[Dataset records]
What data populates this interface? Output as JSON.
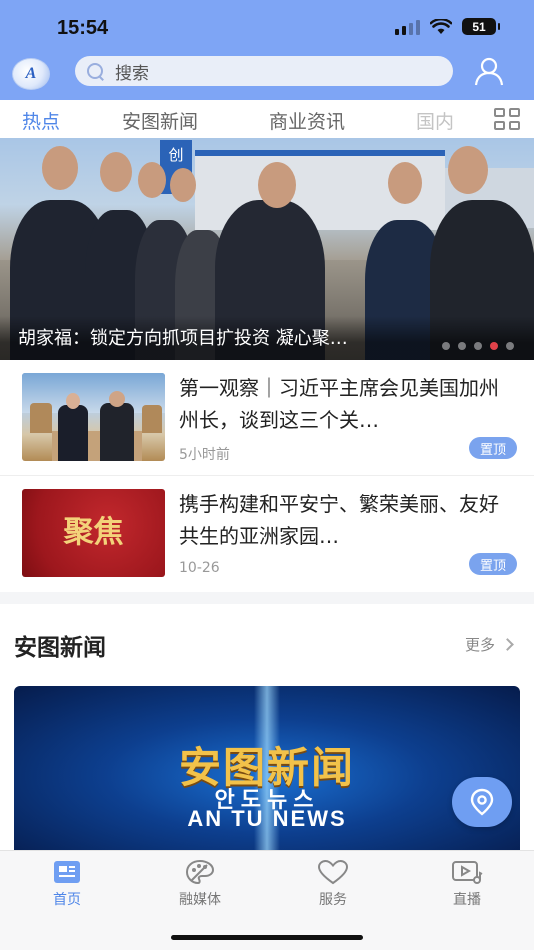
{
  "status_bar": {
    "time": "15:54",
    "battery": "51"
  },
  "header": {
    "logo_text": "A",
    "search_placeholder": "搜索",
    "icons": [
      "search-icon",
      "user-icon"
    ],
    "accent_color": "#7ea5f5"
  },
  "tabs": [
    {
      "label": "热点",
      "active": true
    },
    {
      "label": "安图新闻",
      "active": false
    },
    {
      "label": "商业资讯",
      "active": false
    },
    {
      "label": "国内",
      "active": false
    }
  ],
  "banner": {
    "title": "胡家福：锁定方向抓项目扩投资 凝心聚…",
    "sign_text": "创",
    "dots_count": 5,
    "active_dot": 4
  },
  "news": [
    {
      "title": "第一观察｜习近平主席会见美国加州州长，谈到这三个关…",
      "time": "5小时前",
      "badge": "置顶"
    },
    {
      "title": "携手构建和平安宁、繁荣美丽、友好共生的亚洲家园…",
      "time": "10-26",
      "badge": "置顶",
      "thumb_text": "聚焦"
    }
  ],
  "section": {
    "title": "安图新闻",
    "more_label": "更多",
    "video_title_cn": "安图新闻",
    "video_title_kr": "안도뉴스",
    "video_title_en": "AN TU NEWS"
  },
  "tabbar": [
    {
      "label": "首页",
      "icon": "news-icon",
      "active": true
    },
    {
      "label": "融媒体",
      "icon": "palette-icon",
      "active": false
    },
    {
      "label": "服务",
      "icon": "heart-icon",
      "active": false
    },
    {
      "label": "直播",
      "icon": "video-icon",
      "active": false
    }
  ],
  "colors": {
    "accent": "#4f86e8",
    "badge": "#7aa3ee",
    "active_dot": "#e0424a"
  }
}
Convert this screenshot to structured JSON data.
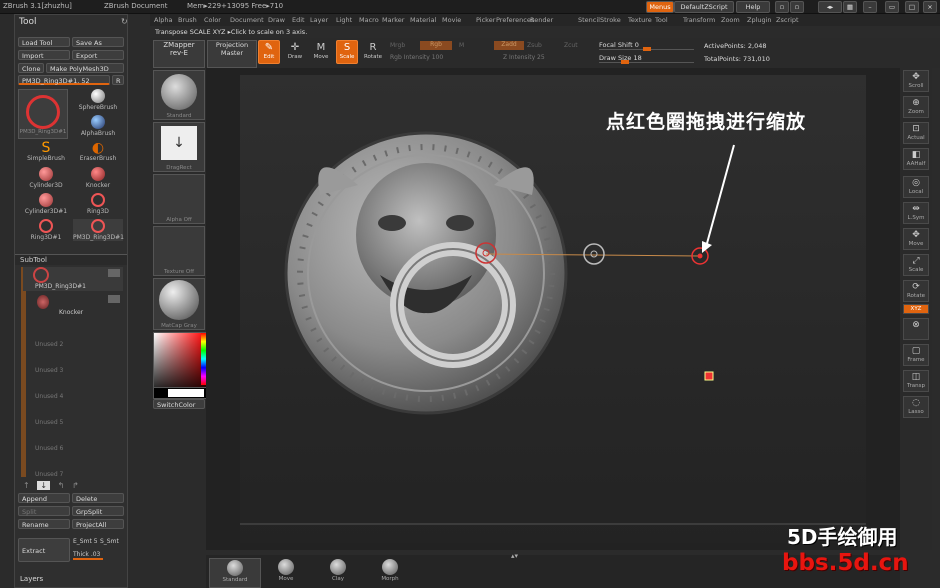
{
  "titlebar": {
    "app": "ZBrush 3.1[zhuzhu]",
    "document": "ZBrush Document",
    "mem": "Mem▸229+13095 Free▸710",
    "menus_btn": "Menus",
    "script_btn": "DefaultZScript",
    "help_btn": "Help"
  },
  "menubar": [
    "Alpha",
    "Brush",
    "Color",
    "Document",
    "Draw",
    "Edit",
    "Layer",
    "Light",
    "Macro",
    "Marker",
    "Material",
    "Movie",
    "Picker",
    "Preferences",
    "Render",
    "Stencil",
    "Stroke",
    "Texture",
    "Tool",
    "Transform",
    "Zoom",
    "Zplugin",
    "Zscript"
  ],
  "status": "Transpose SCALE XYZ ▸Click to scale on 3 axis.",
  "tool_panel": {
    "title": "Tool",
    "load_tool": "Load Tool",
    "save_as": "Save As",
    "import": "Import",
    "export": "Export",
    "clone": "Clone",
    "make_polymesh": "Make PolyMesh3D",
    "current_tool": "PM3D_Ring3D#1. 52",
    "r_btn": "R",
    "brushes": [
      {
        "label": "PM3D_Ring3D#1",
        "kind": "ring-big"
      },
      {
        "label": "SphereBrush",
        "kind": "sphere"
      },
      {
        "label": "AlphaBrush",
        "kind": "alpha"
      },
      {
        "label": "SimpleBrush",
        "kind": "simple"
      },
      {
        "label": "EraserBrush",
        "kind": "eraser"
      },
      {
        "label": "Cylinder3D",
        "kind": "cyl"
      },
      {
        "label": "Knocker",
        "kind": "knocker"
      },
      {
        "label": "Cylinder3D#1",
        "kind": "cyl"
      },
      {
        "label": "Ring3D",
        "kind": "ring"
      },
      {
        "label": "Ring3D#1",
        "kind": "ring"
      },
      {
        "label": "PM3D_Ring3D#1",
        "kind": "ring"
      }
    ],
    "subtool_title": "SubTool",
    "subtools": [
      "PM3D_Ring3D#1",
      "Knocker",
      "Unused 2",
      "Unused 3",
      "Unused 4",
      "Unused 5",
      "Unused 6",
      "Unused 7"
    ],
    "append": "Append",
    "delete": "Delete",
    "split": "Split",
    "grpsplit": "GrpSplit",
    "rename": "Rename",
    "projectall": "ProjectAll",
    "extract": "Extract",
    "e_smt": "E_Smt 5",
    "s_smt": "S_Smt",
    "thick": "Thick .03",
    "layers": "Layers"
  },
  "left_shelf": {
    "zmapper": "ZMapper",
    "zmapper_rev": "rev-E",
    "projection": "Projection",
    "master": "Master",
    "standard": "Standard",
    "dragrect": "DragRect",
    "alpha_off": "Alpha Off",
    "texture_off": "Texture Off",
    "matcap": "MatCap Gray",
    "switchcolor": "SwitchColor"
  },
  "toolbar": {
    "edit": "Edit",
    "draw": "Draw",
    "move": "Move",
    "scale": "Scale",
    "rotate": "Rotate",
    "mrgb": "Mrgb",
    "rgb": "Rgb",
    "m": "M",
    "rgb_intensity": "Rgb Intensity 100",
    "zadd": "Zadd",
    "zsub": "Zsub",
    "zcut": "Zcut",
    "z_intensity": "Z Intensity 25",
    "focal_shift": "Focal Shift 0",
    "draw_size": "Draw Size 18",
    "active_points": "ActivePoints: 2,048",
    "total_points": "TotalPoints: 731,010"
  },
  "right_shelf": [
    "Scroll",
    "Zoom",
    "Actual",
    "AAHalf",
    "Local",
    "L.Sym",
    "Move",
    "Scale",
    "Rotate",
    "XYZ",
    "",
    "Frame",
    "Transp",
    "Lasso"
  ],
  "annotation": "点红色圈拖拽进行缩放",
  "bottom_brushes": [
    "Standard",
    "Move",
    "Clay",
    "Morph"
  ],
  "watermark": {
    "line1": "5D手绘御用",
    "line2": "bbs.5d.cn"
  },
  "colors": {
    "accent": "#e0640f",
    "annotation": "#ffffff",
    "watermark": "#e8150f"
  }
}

> _TASK PROMPT_
Write out every line of the entries that holds the word "Document".

> _SOLUTION FOR THIS EXERCISE_
    "document": "ZBrush Document",
    "Document",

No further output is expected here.